» **Task instructions**: Scan the data below and pick out the lines containing the word "color".

» **Extracted records**:
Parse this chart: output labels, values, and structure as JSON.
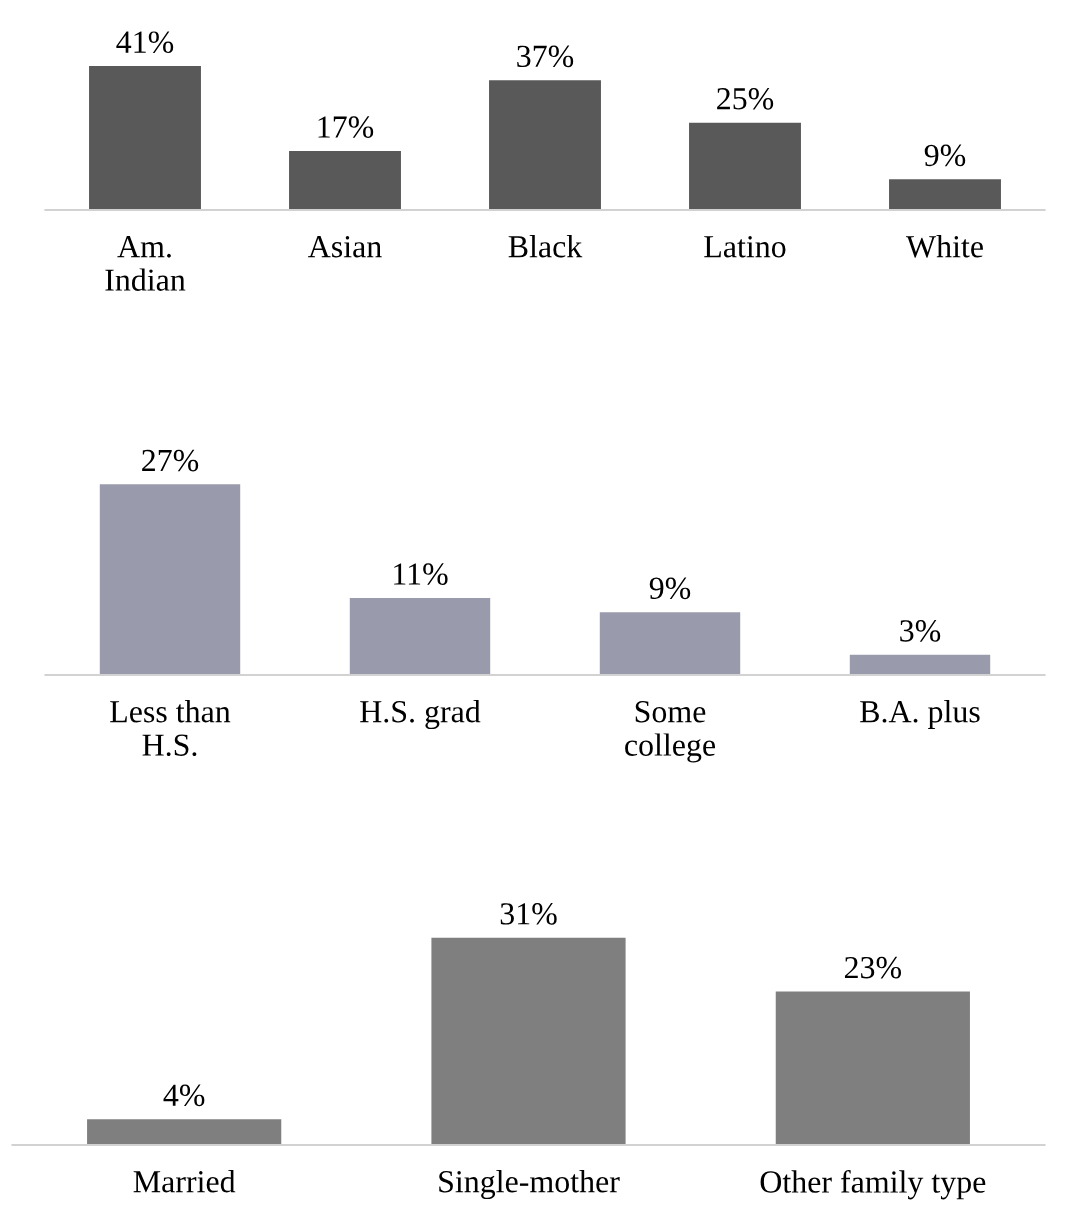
{
  "chart_data": [
    {
      "type": "bar",
      "categories": [
        "Am.\nIndian",
        "Asian",
        "Black",
        "Latino",
        "White"
      ],
      "values": [
        41,
        17,
        37,
        25,
        9
      ],
      "color": "#595959",
      "data_labels": true,
      "value_labels": [
        "41%",
        "17%",
        "37%",
        "25%",
        "9%"
      ],
      "grid": false,
      "legend": false
    },
    {
      "type": "bar",
      "categories": [
        "Less than\nH.S.",
        "H.S. grad",
        "Some\ncollege",
        "B.A. plus"
      ],
      "values": [
        27,
        11,
        9,
        3
      ],
      "color": "#9a9aad",
      "data_labels": true,
      "value_labels": [
        "27%",
        "11%",
        "9%",
        "3%"
      ],
      "grid": false,
      "legend": false
    },
    {
      "type": "bar",
      "categories": [
        "Married",
        "Single-mother",
        "Other family type"
      ],
      "values": [
        4,
        31,
        23
      ],
      "color": "#7f7f7f",
      "data_labels": true,
      "value_labels": [
        "4%",
        "31%",
        "23%"
      ],
      "grid": false,
      "legend": false
    }
  ]
}
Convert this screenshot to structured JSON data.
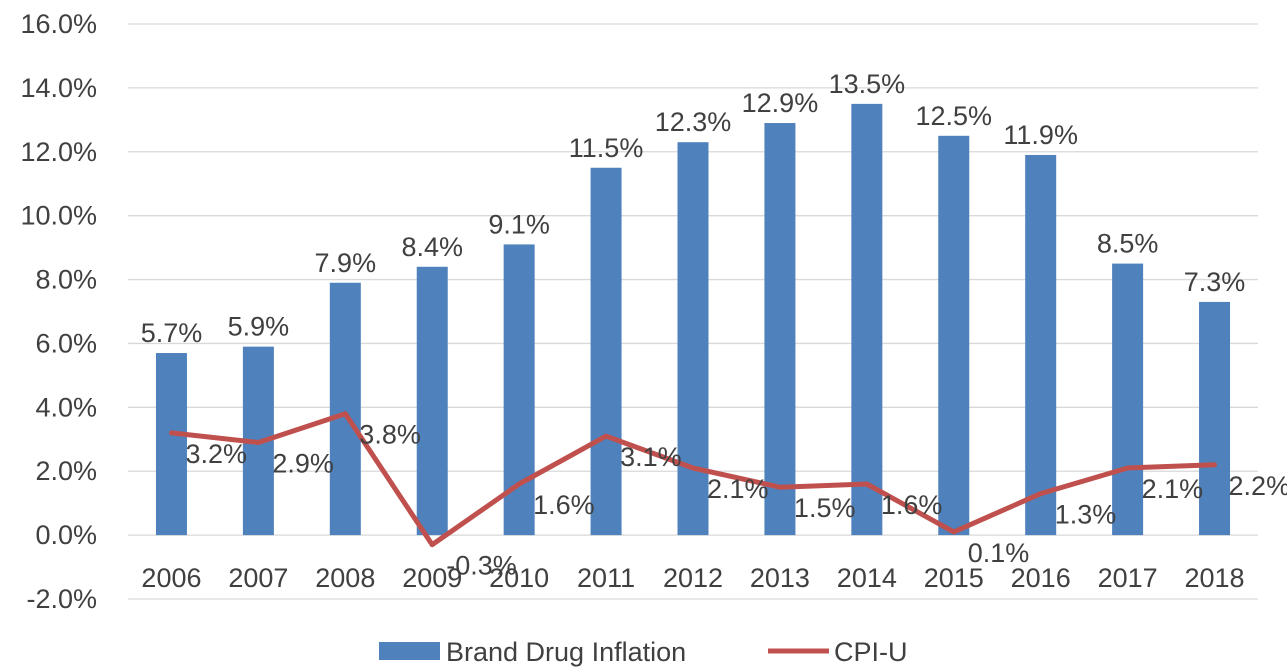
{
  "chart_data": {
    "type": "bar",
    "categories": [
      "2006",
      "2007",
      "2008",
      "2009",
      "2010",
      "2011",
      "2012",
      "2013",
      "2014",
      "2015",
      "2016",
      "2017",
      "2018"
    ],
    "series": [
      {
        "name": "Brand Drug Inflation",
        "type": "bar",
        "values": [
          5.7,
          5.9,
          7.9,
          8.4,
          9.1,
          11.5,
          12.3,
          12.9,
          13.5,
          12.5,
          11.9,
          8.5,
          7.3
        ],
        "labels": [
          "5.7%",
          "5.9%",
          "7.9%",
          "8.4%",
          "9.1%",
          "11.5%",
          "12.3%",
          "12.9%",
          "13.5%",
          "12.5%",
          "11.9%",
          "8.5%",
          "7.3%"
        ],
        "color": "#4f81bd"
      },
      {
        "name": "CPI-U",
        "type": "line",
        "values": [
          3.2,
          2.9,
          3.8,
          -0.3,
          1.6,
          3.1,
          2.1,
          1.5,
          1.6,
          0.1,
          1.3,
          2.1,
          2.2
        ],
        "labels": [
          "3.2%",
          "2.9%",
          "3.8%",
          "-0.3%",
          "1.6%",
          "3.1%",
          "2.1%",
          "1.5%",
          "1.6%",
          "0.1%",
          "1.3%",
          "2.1%",
          "2.2%"
        ],
        "color": "#c0504d"
      }
    ],
    "y_ticks": [
      "16.0%",
      "14.0%",
      "12.0%",
      "10.0%",
      "8.0%",
      "6.0%",
      "4.0%",
      "2.0%",
      "0.0%",
      "-2.0%"
    ],
    "ylim": [
      -2,
      16
    ],
    "grid": true,
    "legend_position": "bottom",
    "title": "",
    "xlabel": "",
    "ylabel": ""
  }
}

» **Solution to this task**:
      "color": "#595959",
      "color": "#9a9aad",
      "color": "#7f7f7f",
        "color": "#4f81bd"
        "color": "#c0504d"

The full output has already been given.